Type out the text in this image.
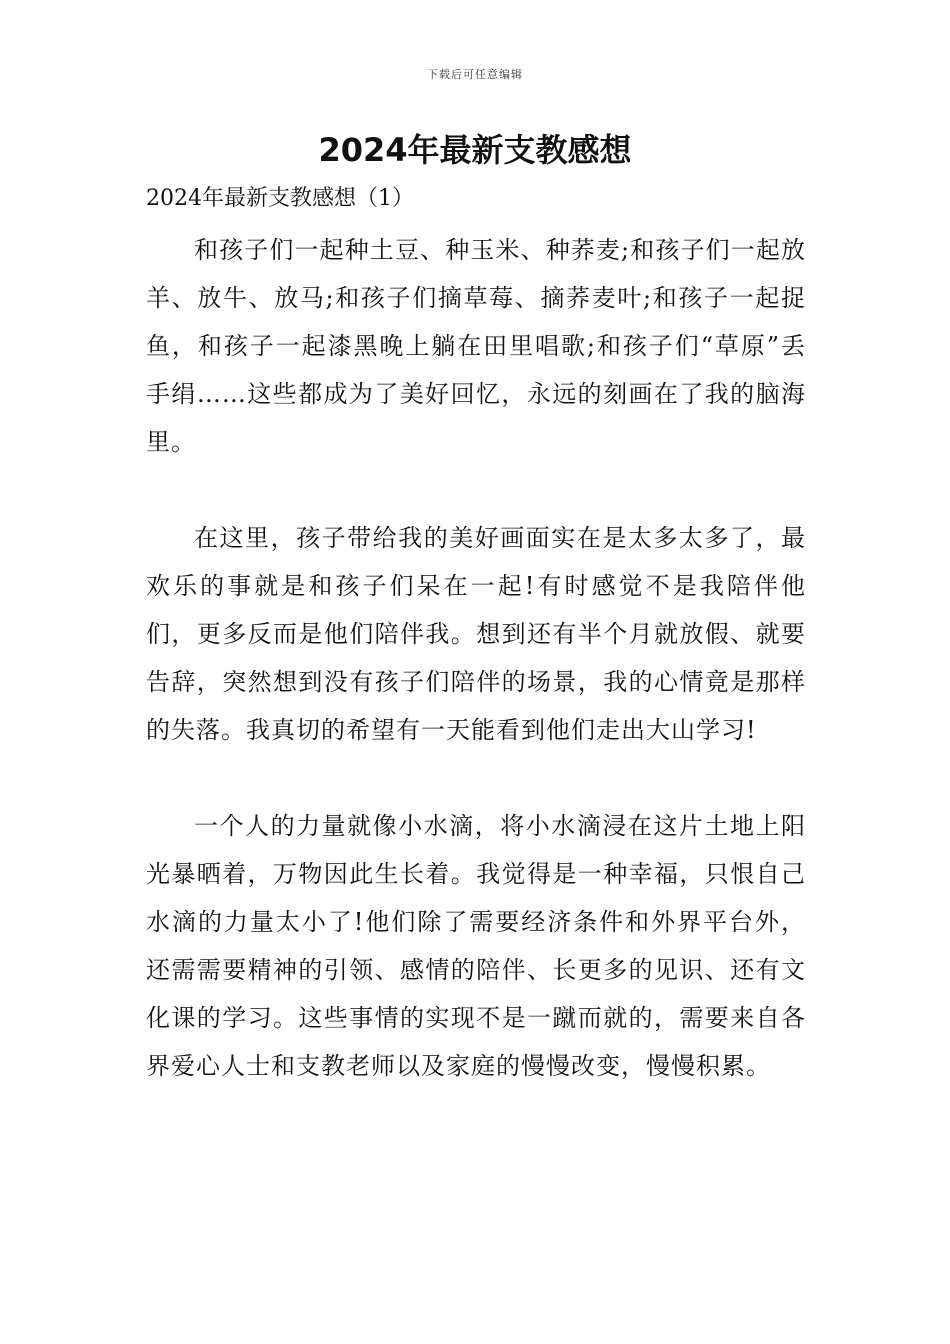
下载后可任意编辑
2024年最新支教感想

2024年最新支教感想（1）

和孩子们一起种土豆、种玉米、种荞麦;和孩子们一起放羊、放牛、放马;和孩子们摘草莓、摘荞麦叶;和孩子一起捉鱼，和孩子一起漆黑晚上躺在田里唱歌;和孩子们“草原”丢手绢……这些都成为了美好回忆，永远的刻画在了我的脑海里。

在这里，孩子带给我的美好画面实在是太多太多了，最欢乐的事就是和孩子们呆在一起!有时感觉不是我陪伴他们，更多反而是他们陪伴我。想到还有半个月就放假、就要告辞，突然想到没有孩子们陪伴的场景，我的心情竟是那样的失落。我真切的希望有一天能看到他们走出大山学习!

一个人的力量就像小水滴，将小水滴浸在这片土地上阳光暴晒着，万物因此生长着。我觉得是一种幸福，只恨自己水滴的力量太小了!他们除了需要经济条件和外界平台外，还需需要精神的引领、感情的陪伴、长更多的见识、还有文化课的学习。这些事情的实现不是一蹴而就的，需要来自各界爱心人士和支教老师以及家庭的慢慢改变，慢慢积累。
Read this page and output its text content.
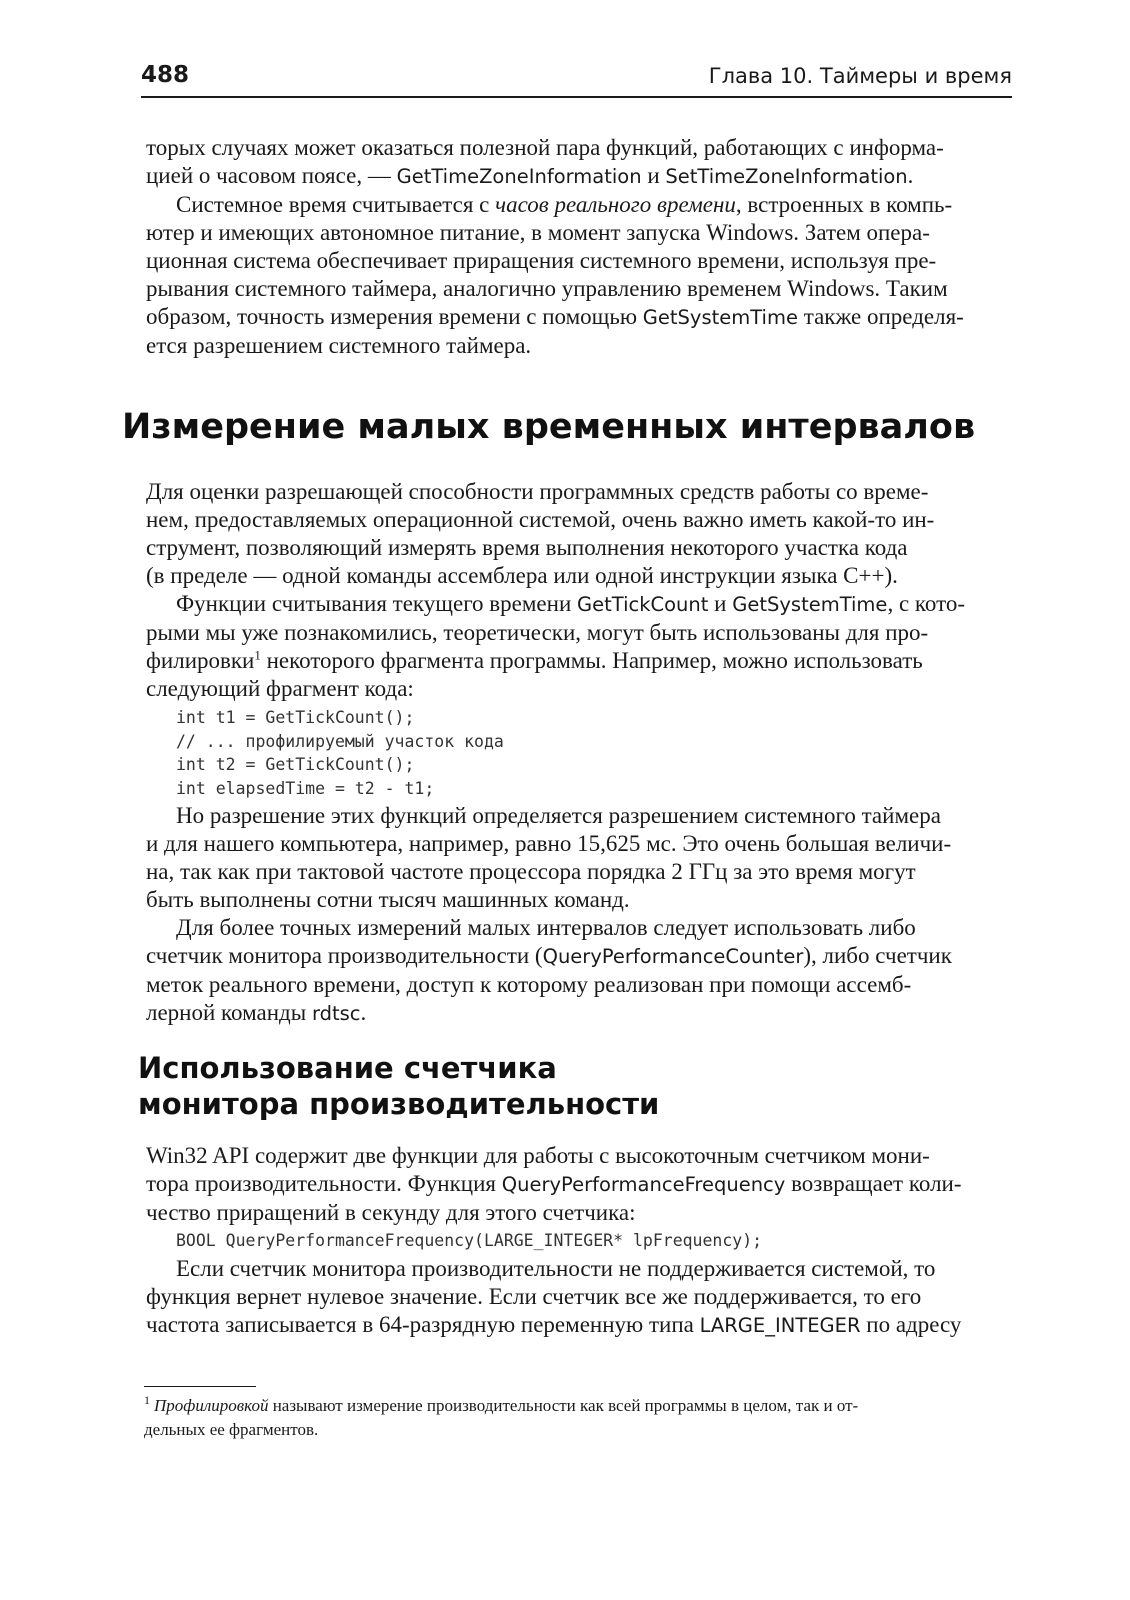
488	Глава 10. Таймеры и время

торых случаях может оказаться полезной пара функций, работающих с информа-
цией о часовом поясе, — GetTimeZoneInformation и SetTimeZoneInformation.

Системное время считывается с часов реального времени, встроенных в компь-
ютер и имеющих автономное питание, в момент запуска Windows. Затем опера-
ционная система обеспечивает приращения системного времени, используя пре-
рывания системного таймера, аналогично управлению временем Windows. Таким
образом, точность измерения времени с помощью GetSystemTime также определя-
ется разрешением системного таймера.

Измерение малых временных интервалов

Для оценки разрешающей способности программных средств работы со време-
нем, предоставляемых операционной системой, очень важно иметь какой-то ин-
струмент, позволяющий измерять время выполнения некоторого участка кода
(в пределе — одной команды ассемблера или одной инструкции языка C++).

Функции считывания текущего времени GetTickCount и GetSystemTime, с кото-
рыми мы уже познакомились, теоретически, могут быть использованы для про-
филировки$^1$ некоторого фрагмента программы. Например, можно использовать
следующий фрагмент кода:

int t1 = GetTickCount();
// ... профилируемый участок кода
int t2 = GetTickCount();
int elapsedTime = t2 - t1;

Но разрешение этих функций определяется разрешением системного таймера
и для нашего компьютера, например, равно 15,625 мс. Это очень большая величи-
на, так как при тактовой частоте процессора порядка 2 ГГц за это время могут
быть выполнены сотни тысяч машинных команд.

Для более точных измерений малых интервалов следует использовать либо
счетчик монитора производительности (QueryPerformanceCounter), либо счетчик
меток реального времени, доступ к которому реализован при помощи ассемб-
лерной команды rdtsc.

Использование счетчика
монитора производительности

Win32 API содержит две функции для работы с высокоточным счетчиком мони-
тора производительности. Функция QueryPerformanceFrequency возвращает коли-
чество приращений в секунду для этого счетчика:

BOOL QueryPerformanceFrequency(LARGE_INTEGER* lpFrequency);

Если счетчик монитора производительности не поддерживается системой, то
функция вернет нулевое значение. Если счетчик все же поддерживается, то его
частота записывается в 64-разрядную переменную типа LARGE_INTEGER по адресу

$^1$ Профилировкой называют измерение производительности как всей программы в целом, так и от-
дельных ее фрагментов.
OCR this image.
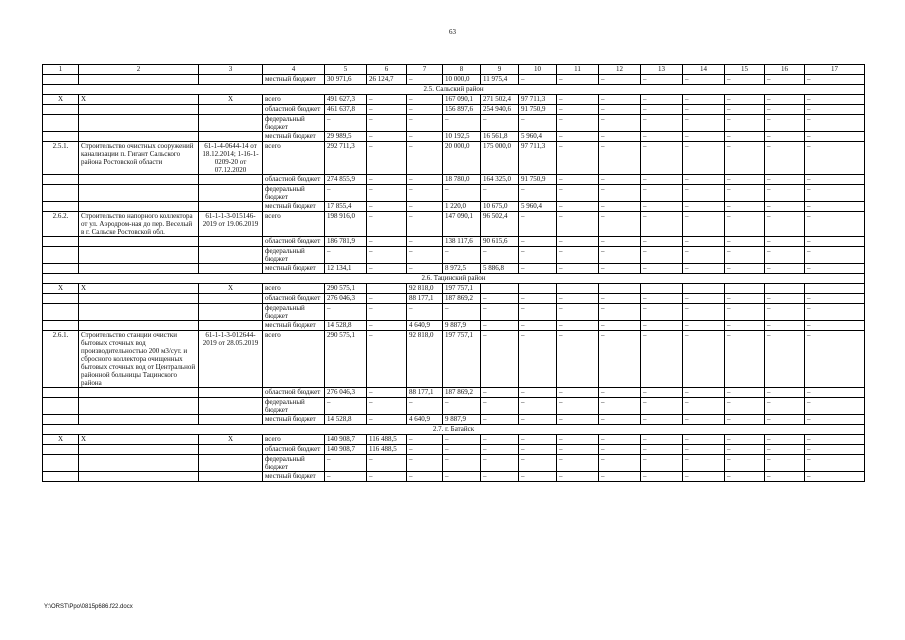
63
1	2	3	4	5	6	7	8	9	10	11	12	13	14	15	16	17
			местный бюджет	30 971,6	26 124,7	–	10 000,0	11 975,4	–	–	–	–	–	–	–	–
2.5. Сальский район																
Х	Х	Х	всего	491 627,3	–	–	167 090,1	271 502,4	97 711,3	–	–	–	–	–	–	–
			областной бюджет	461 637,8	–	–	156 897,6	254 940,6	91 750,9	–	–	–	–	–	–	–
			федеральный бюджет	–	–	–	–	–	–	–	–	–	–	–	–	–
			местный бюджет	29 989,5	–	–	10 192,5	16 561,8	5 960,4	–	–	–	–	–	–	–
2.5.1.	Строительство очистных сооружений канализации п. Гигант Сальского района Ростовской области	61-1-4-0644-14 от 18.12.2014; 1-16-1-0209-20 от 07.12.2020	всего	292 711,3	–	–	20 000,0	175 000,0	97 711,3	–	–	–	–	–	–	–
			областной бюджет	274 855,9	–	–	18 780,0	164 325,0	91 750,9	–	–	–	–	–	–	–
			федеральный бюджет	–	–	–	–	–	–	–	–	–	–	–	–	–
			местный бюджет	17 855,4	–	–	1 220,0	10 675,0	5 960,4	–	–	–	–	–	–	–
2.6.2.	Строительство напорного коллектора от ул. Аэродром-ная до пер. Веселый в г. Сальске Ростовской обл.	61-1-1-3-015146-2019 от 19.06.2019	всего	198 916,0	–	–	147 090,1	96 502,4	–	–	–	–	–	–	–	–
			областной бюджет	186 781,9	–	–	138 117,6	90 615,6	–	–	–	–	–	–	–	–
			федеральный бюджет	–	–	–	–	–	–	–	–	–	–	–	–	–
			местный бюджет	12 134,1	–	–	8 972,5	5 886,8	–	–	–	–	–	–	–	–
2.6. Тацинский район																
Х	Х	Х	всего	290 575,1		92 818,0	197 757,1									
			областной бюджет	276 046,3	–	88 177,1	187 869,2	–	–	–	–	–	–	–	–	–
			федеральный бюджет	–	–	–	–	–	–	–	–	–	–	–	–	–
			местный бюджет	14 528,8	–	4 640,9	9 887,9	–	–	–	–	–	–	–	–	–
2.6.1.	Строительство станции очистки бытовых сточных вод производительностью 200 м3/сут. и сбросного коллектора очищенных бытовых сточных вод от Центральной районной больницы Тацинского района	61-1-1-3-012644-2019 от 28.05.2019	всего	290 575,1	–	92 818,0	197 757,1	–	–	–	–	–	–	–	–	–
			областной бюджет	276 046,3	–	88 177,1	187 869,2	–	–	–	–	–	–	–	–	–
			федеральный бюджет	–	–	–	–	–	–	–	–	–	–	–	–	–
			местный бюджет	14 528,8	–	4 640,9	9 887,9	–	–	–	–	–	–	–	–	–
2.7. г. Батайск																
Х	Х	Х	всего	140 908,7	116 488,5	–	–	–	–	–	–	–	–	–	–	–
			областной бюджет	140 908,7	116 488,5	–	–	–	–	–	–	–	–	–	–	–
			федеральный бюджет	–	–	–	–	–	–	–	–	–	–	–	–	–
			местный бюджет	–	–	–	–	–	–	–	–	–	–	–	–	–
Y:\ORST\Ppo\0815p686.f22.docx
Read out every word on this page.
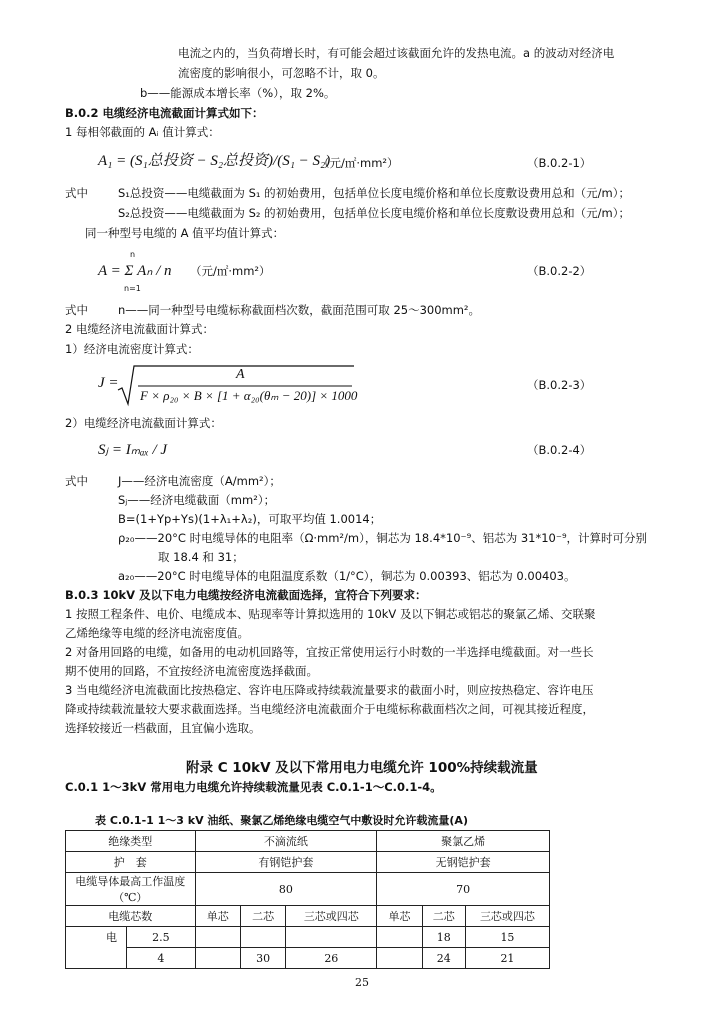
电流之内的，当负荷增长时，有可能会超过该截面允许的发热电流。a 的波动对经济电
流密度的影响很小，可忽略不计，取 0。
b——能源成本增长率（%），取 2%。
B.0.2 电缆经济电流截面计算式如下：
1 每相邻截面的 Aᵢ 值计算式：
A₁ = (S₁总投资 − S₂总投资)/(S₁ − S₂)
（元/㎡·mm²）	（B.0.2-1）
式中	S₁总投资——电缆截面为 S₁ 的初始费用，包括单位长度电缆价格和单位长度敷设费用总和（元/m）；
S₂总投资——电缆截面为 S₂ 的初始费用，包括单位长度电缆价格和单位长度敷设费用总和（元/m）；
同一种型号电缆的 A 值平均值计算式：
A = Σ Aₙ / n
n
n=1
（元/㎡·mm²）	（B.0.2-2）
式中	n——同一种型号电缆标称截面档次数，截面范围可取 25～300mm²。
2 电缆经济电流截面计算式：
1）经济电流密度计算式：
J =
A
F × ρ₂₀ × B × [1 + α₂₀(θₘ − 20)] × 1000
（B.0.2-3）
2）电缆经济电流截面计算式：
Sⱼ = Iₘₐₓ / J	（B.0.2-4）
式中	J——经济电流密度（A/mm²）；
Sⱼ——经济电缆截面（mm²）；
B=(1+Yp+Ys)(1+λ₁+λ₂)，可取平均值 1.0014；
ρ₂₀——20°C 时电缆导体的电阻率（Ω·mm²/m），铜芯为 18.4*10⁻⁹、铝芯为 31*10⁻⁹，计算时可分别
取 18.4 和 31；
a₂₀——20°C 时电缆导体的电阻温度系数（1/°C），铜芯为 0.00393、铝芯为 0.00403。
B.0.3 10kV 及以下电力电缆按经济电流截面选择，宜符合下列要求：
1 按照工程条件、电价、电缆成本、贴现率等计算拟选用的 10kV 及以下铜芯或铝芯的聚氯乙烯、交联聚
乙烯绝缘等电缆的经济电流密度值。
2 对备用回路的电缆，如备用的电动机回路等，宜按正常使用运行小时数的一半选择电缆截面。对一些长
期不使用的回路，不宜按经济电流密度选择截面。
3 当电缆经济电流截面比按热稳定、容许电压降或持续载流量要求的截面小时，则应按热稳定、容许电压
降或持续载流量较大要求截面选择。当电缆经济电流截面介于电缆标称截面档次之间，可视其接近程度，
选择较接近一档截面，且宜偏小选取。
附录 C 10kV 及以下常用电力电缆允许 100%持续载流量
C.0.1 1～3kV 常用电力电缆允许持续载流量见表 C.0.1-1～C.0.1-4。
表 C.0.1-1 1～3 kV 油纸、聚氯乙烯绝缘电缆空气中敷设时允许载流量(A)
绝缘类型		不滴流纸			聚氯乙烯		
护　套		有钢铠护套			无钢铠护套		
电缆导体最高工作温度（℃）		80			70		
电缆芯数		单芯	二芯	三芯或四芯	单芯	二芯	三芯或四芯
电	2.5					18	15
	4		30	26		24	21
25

■ SHORT PROBLEM ■
Write out only the lines from the line containing "Read out every word on this page." through the end of the material above, both end lines included. Pictures are not written out.

■ REPLY TO THE TASK ■
Read out every word on this page.
电流之内的，当负荷增长时，有可能会超过该截面允许的发热电流。a 的波动对经济电
流密度的影响很小，可忽略不计，取 0。
b——能源成本增长率（%），取 2%。
B.0.2 电缆经济电流截面计算式如下：
1 每相邻截面的 Aᵢ 值计算式：
A₁ = (S₁总投资 − S₂总投资)/(S₁ − S₂)
（元/㎡·mm²）	（B.0.2-1）
式中	S₁总投资——电缆截面为 S₁ 的初始费用，包括单位长度电缆价格和单位长度敷设费用总和（元/m）；
S₂总投资——电缆截面为 S₂ 的初始费用，包括单位长度电缆价格和单位长度敷设费用总和（元/m）；
同一种型号电缆的 A 值平均值计算式：
A = Σ Aₙ / n
n
n=1
（元/㎡·mm²）	（B.0.2-2）
式中	n——同一种型号电缆标称截面档次数，截面范围可取 25～300mm²。
2 电缆经济电流截面计算式：
1）经济电流密度计算式：
J =
A
F × ρ₂₀ × B × [1 + α₂₀(θₘ − 20)] × 1000
（B.0.2-3）
2）电缆经济电流截面计算式：
Sⱼ = Iₘₐₓ / J	（B.0.2-4）
式中	J——经济电流密度（A/mm²）；
Sⱼ——经济电缆截面（mm²）；
B=(1+Yp+Ys)(1+λ₁+λ₂)，可取平均值 1.0014；
ρ₂₀——20°C 时电缆导体的电阻率（Ω·mm²/m），铜芯为 18.4*10⁻⁹、铝芯为 31*10⁻⁹，计算时可分别
取 18.4 和 31；
a₂₀——20°C 时电缆导体的电阻温度系数（1/°C），铜芯为 0.00393、铝芯为 0.00403。
B.0.3 10kV 及以下电力电缆按经济电流截面选择，宜符合下列要求：
1 按照工程条件、电价、电缆成本、贴现率等计算拟选用的 10kV 及以下铜芯或铝芯的聚氯乙烯、交联聚
乙烯绝缘等电缆的经济电流密度值。
2 对备用回路的电缆，如备用的电动机回路等，宜按正常使用运行小时数的一半选择电缆截面。对一些长
期不使用的回路，不宜按经济电流密度选择截面。
3 当电缆经济电流截面比按热稳定、容许电压降或持续载流量要求的截面小时，则应按热稳定、容许电压
降或持续载流量较大要求截面选择。当电缆经济电流截面介于电缆标称截面档次之间，可视其接近程度，
选择较接近一档截面，且宜偏小选取。
附录 C 10kV 及以下常用电力电缆允许 100%持续载流量
C.0.1 1～3kV 常用电力电缆允许持续载流量见表 C.0.1-1～C.0.1-4。
表 C.0.1-1 1～3 kV 油纸、聚氯乙烯绝缘电缆空气中敷设时允许载流量(A)
绝缘类型		不滴流纸			聚氯乙烯		
护　套		有钢铠护套			无钢铠护套		
电缆导体最高工作温度（℃）		80			70		
电缆芯数		单芯	二芯	三芯或四芯	单芯	二芯	三芯或四芯
电	2.5					18	15
	4		30	26		24	21
25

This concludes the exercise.